EXERCISE AIM >>
Examine the records and identify each line that includes the string "sind". Copy those lines.

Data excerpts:

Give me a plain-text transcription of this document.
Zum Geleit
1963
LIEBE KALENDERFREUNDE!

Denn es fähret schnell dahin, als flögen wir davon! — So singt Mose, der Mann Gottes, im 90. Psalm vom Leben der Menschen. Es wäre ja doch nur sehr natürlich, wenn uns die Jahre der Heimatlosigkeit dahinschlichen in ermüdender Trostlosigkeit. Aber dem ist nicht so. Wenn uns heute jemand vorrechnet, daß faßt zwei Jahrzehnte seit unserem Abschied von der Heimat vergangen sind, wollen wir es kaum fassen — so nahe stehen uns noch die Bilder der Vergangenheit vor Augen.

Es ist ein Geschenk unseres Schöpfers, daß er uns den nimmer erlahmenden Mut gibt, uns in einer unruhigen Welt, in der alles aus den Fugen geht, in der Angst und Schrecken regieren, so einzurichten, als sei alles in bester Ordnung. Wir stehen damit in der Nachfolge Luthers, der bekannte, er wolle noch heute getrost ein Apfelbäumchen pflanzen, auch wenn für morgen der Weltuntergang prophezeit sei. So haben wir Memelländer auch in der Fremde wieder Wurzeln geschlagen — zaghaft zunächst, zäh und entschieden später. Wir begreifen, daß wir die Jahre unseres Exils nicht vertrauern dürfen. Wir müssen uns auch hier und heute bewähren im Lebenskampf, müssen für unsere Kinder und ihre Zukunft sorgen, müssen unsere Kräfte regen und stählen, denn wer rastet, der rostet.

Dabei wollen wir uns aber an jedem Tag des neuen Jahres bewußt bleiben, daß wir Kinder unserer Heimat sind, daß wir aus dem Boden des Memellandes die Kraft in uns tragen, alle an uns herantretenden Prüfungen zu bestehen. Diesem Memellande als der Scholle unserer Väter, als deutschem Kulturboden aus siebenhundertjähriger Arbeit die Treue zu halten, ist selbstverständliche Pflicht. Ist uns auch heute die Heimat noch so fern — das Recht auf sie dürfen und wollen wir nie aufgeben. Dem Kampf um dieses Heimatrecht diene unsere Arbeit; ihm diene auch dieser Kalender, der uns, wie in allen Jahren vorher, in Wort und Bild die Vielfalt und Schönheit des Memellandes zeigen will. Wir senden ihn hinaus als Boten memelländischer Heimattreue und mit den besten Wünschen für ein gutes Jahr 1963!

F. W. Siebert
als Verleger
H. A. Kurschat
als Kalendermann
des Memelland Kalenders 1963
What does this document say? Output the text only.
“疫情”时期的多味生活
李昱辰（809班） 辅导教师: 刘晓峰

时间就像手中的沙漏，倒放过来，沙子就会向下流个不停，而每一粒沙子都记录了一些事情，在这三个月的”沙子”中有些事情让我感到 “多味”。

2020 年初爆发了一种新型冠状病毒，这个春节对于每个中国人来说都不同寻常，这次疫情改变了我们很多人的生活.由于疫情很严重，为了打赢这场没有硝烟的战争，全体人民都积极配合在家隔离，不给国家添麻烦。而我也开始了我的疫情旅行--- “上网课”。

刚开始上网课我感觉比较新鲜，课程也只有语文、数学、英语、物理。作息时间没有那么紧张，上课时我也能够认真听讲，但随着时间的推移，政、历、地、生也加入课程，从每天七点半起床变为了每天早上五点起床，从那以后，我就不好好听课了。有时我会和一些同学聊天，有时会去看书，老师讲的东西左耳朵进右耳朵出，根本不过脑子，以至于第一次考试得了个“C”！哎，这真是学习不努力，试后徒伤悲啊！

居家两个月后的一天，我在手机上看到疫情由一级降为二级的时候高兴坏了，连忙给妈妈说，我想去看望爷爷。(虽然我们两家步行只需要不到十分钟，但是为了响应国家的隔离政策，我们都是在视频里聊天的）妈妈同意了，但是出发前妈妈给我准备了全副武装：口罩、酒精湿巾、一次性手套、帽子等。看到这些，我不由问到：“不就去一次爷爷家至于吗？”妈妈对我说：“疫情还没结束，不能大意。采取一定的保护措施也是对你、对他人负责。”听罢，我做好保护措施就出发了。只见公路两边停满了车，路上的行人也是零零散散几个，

COMPLETE ANSWER >>
Denn es fähret schnell dahin, als flögen wir davon! — So singt Mose, der Mann Gottes, im 90. Psalm vom Leben der Menschen. Es wäre ja doch nur sehr natürlich, wenn uns die Jahre der Heimatlosigkeit dahinschlichen in ermüdender Trostlosigkeit. Aber dem ist nicht so. Wenn uns heute jemand vorrechnet, daß faßt zwei Jahrzehnte seit unserem Abschied von der Heimat vergangen sind, wollen wir es kaum fassen — so nahe stehen uns noch die Bilder der Vergangenheit vor Augen.
Dabei wollen wir uns aber an jedem Tag des neuen Jahres bewußt bleiben, daß wir Kinder unserer Heimat sind, daß wir aus dem Boden des Memellandes die Kraft in uns tragen, alle an uns herantretenden Prüfungen zu bestehen. Diesem Memellande als der Scholle unserer Väter, als deutschem Kulturboden aus siebenhundertjähriger Arbeit die Treue zu halten, ist selbstverständliche Pflicht. Ist uns auch heute die Heimat noch so fern — das Recht auf sie dürfen und wollen wir nie aufgeben. Dem Kampf um dieses Heimatrecht diene unsere Arbeit; ihm diene auch dieser Kalender, der uns, wie in allen Jahren vorher, in Wort und Bild die Vielfalt und Schönheit des Memellandes zeigen will. Wir senden ihn hinaus als Boten memelländischer Heimattreue und mit den besten Wünschen für ein gutes Jahr 1963!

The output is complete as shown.